(Entries provided)
☆ ☆ ☆ ☆ ☆ ☆ ☆
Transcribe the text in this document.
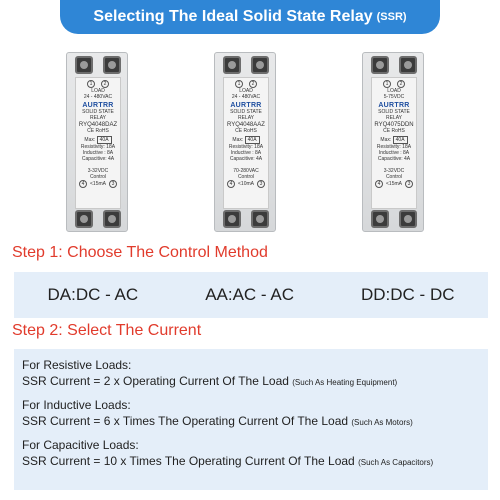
Selecting The Ideal Solid State Relay (SSR)
1 2
LOAD
24 - 480VAC
AURTRR
SOLID STATE RELAY
RYQ4048DAZ
CE RoHS
Max: 40A
Resistivity: 18A
Inductive : 8A
Capacitive: 4A
3-32VDC
Control
4 <15mA 3
1 2
LOAD
24 - 480VAC
AURTRR
SOLID STATE RELAY
RYQ4048AAZ
CE RoHS
Max: 40A
Resistivity: 18A
Inductive : 8A
Capacitive: 4A
70-280VAC
Control
4 <10mA 3
1 2
LOAD
5-75VDC
AURTRR
SOLID STATE RELAY
RYQ4075DDN
CE RoHS
Max: 40A
Resistivity: 18A
Inductive : 8A
Capacitive: 4A
3-32VDC
Control
4 <15mA 3
Step 1: Choose The Control Method
DA:DC - AC	AA:AC - AC	DD:DC - DC
Step 2: Select The Current
For Resistive Loads:
SSR Current = 2 x Operating Current Of The Load (Such As Heating Equipment)
For Inductive Loads:
SSR Current = 6 x Times The Operating Current Of The Load (Such As Motors)
For Capacitive Loads:
SSR Current = 10 x Times The Operating Current Of The Load (Such As Capacitors)
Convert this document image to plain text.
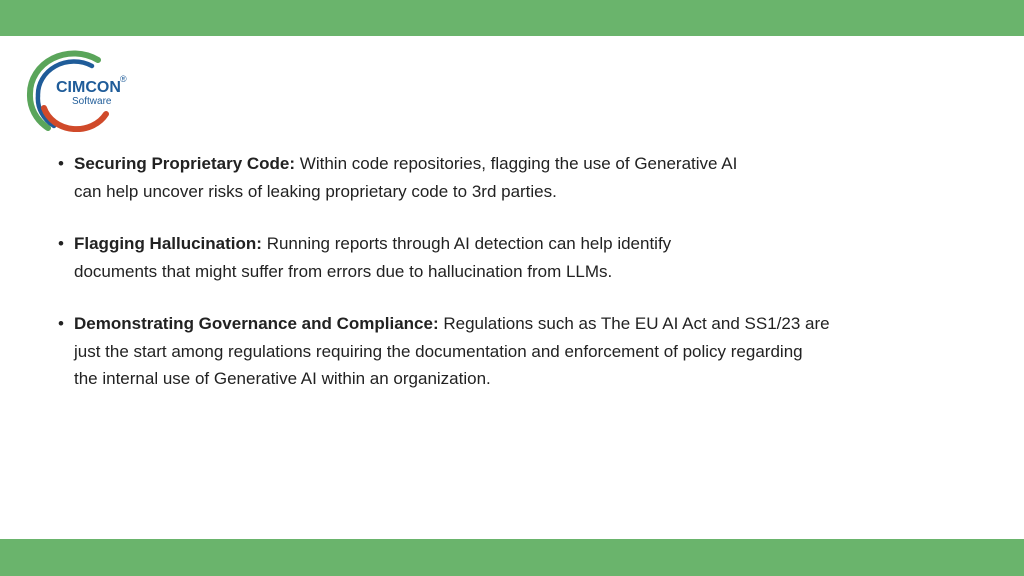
CIMCON ®
Software
• Securing Proprietary Code: Within code repositories, flagging the use of Generative AI
can help uncover risks of leaking proprietary code to 3rd parties.
• Flagging Hallucination: Running reports through AI detection can help identify
documents that might suffer from errors due to hallucination from LLMs.
• Demonstrating Governance and Compliance: Regulations such as The EU AI Act and SS1/23 are
just the start among regulations requiring the documentation and enforcement of policy regarding
the internal use of Generative AI within an organization.
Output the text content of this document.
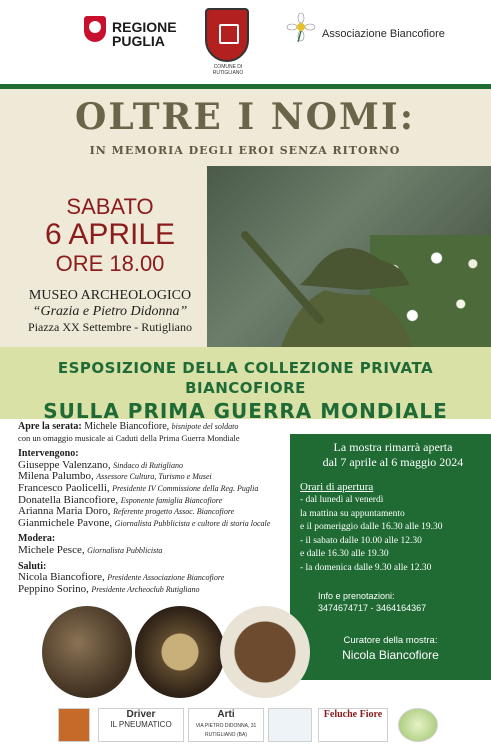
REGIONE
PUGLIA
COMUNE DI RUTIGLIANO
Associazione Biancofiore
OLTRE I NOMI:
IN MEMORIA DEGLI EROI SENZA RITORNO
SABATO
6 APRILE
ORE 18.00
MUSEO ARCHEOLOGICO
“Grazia e Pietro Didonna”
Piazza XX Settembre - Rutigliano
ESPOSIZIONE DELLA COLLEZIONE PRIVATA BIANCOFIORE
SULLA PRIMA GUERRA MONDIALE
Apre la serata: Michele Biancofiore, bisnipote del soldato
con un omaggio musicale ai Caduti della Prima Guerra Mondiale
Intervengono:
Giuseppe Valenzano, Sindaco di Rutigliano
Milena Palumbo, Assessore Cultura, Turismo e Musei
Francesco Paolicelli, Presidente IV Commissione della Reg. Puglia
Donatella Biancofiore, Esponente famiglia Biancofiore
Arianna Maria Doro, Referente progetto Assoc. Biancofiore
Gianmichele Pavone, Giornalista Pubblicista e cultore di storia locale
Modera:
Michele Pesce, Giornalista Pubblicista
Saluti:
Nicola Biancofiore, Presidente Associazione Biancofiore
Peppino Sorino, Presidente Archeoclub Rutigliano
La mostra rimarrà aperta
dal 7 aprile al 6 maggio 2024
Orari di apertura
- dal lunedì al venerdì
la mattina su appuntamento
e il pomeriggio dalle 16.30 alle 19.30
- il sabato dalle 10.00 alle 12.30
e dalle 16.30 alle 19.30
- la domenica dalle 9.30 alle 12.30
Info e prenotazioni:
3474674717 - 3464164367
Curatore della mostra:
Nicola Biancofiore
Driver
IL PNEUMATICO
Arti
VIA PIETRO DIDONNA, 31 RUTIGLIANO (BA)
Feluche Fiore
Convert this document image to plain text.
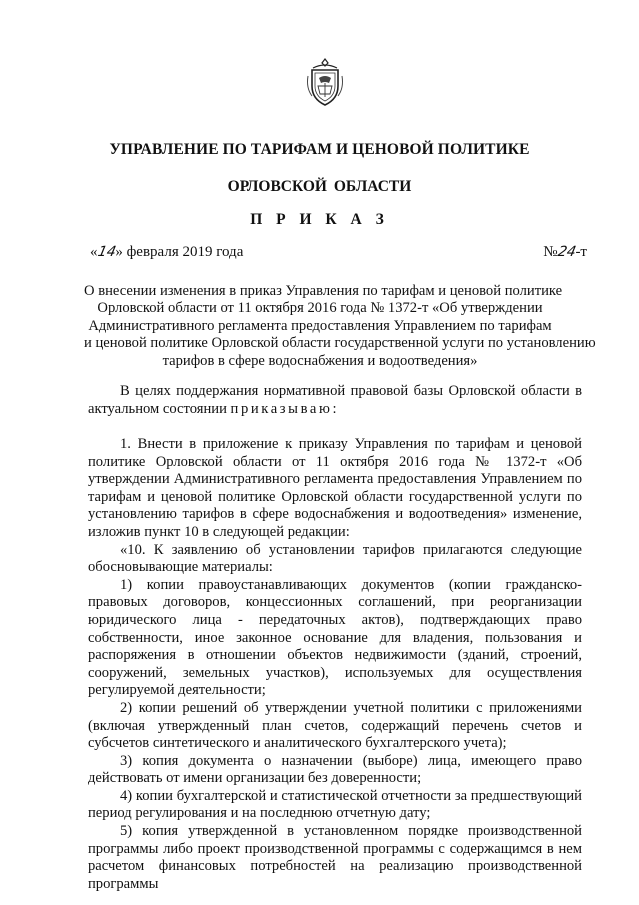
УПРАВЛЕНИЕ ПО ТАРИФАМ И ЦЕНОВОЙ ПОЛИТИКЕ
ОРЛОВСКОЙ ОБЛАСТИ
П Р И К А З
«14» февраля 2019 года	№24-т
О внесении изменения в приказ Управления по тарифам и ценовой политике
Орловской области от 11 октября 2016 года № 1372-т «Об утверждении
Административного регламента предоставления Управлением по тарифам
и ценовой политике Орловской области государственной услуги по установлению
тарифов в сфере водоснабжения и водоотведения»

В целях поддержания нормативной правовой базы Орловской области в актуальном состоянии приказываю:

1. Внести в приложение к приказу Управления по тарифам и ценовой политике Орловской области от 11 октября 2016 года № 1372-т «Об утверждении Административного регламента предоставления Управлением по тарифам и ценовой политике Орловской области государственной услуги по установлению тарифов в сфере водоснабжения и водоотведения» изменение, изложив пункт 10 в следующей редакции:

«10. К заявлению об установлении тарифов прилагаются следующие обосновывающие материалы:

1) копии правоустанавливающих документов (копии гражданско-правовых договоров, концессионных соглашений, при реорганизации юридического лица - передаточных актов), подтверждающих право собственности, иное законное основание для владения, пользования и распоряжения в отношении объектов недвижимости (зданий, строений, сооружений, земельных участков), используемых для осуществления регулируемой деятельности;

2) копии решений об утверждении учетной политики с приложениями (включая утвержденный план счетов, содержащий перечень счетов и субсчетов синтетического и аналитического бухгалтерского учета);

3) копия документа о назначении (выборе) лица, имеющего право действовать от имени организации без доверенности;

4) копии бухгалтерской и статистической отчетности за предшествующий период регулирования и на последнюю отчетную дату;

5) копия утвержденной в установленном порядке производственной программы либо проект производственной программы с содержащимся в нем расчетом финансовых потребностей на реализацию производственной программы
☆ ☆ ☆ ☆ ☆ ☆ ☆
(Task brief) Repeat the listing in full and exactly. Do not include any images.

(Reply)
Transcribe the text in this document.
Selecting The Ideal Solid State Relay (SSR)
1 2
LOAD
24 - 480VAC
AURTRR
SOLID STATE RELAY
RYQ4048DAZ
CE RoHS
Max: 40A
Resistivity: 18A
Inductive : 8A
Capacitive: 4A
3-32VDC
Control
4 <15mA 3
1 2
LOAD
24 - 480VAC
AURTRR
SOLID STATE RELAY
RYQ4048AAZ
CE RoHS
Max: 40A
Resistivity: 18A
Inductive : 8A
Capacitive: 4A
70-280VAC
Control
4 <10mA 3
1 2
LOAD
5-75VDC
AURTRR
SOLID STATE RELAY
RYQ4075DDN
CE RoHS
Max: 40A
Resistivity: 18A
Inductive : 8A
Capacitive: 4A
3-32VDC
Control
4 <15mA 3
Step 1: Choose The Control Method
DA:DC - AC	AA:AC - AC	DD:DC - DC
Step 2: Select The Current
For Resistive Loads:
SSR Current = 2 x Operating Current Of The Load (Such As Heating Equipment)
For Inductive Loads:
SSR Current = 6 x Times The Operating Current Of The Load (Such As Motors)
For Capacitive Loads:
SSR Current = 10 x Times The Operating Current Of The Load (Such As Capacitors)
Convert this document image to plain text.
CIMCON ®
Software
• Securing Proprietary Code: Within code repositories, flagging the use of Generative AI
can help uncover risks of leaking proprietary code to 3rd parties.
• Flagging Hallucination: Running reports through AI detection can help identify
documents that might suffer from errors due to hallucination from LLMs.
• Demonstrating Governance and Compliance: Regulations such as The EU AI Act and SS1/23 are
just the start among regulations requiring the documentation and enforcement of policy regarding
the internal use of Generative AI within an organization.
Output the text content of this document.
REGIONE
PUGLIA
COMUNE DI RUTIGLIANO
Associazione Biancofiore
OLTRE I NOMI:
IN MEMORIA DEGLI EROI SENZA RITORNO
SABATO
6 APRILE
ORE 18.00
MUSEO ARCHEOLOGICO
“Grazia e Pietro Didonna”
Piazza XX Settembre - Rutigliano
ESPOSIZIONE DELLA COLLEZIONE PRIVATA BIANCOFIORE
SULLA PRIMA GUERRA MONDIALE
Apre la serata: Michele Biancofiore, bisnipote del soldato
con un omaggio musicale ai Caduti della Prima Guerra Mondiale
Intervengono:
Giuseppe Valenzano, Sindaco di Rutigliano
Milena Palumbo, Assessore Cultura, Turismo e Musei
Francesco Paolicelli, Presidente IV Commissione della Reg. Puglia
Donatella Biancofiore, Esponente famiglia Biancofiore
Arianna Maria Doro, Referente progetto Assoc. Biancofiore
Gianmichele Pavone, Giornalista Pubblicista e cultore di storia locale
Modera:
Michele Pesce, Giornalista Pubblicista
Saluti:
Nicola Biancofiore, Presidente Associazione Biancofiore
Peppino Sorino, Presidente Archeoclub Rutigliano
La mostra rimarrà aperta
dal 7 aprile al 6 maggio 2024
Orari di apertura
- dal lunedì al venerdì
la mattina su appuntamento
e il pomeriggio dalle 16.30 alle 19.30
- il sabato dalle 10.00 alle 12.30
e dalle 16.30 alle 19.30
- la domenica dalle 9.30 alle 12.30
Info e prenotazioni:
3474674717 - 3464164367
Curatore della mostra:
Nicola Biancofiore
Driver
IL PNEUMATICO
Arti
VIA PIETRO DIDONNA, 31 RUTIGLIANO (BA)
Feluche Fiore
Convert this document image to plain text.
УПРАВЛЕНИЕ ПО ТАРИФАМ И ЦЕНОВОЙ ПОЛИТИКЕ
ОРЛОВСКОЙ ОБЛАСТИ
П Р И К А З
«14» февраля 2019 года	№24-т
О внесении изменения в приказ Управления по тарифам и ценовой политике
Орловской области от 11 октября 2016 года № 1372-т «Об утверждении
Административного регламента предоставления Управлением по тарифам
и ценовой политике Орловской области государственной услуги по установлению
тарифов в сфере водоснабжения и водоотведения»

В целях поддержания нормативной правовой базы Орловской области в актуальном состоянии приказываю:

1. Внести в приложение к приказу Управления по тарифам и ценовой политике Орловской области от 11 октября 2016 года № 1372-т «Об утверждении Административного регламента предоставления Управлением по тарифам и ценовой политике Орловской области государственной услуги по установлению тарифов в сфере водоснабжения и водоотведения» изменение, изложив пункт 10 в следующей редакции:

«10. К заявлению об установлении тарифов прилагаются следующие обосновывающие материалы:

1) копии правоустанавливающих документов (копии гражданско-правовых договоров, концессионных соглашений, при реорганизации юридического лица - передаточных актов), подтверждающих право собственности, иное законное основание для владения, пользования и распоряжения в отношении объектов недвижимости (зданий, строений, сооружений, земельных участков), используемых для осуществления регулируемой деятельности;

2) копии решений об утверждении учетной политики с приложениями (включая утвержденный план счетов, содержащий перечень счетов и субсчетов синтетического и аналитического бухгалтерского учета);

3) копия документа о назначении (выборе) лица, имеющего право действовать от имени организации без доверенности;

4) копии бухгалтерской и статистической отчетности за предшествующий период регулирования и на последнюю отчетную дату;

5) копия утвержденной в установленном порядке производственной программы либо проект производственной программы с содержащимся в нем расчетом финансовых потребностей на реализацию производственной программы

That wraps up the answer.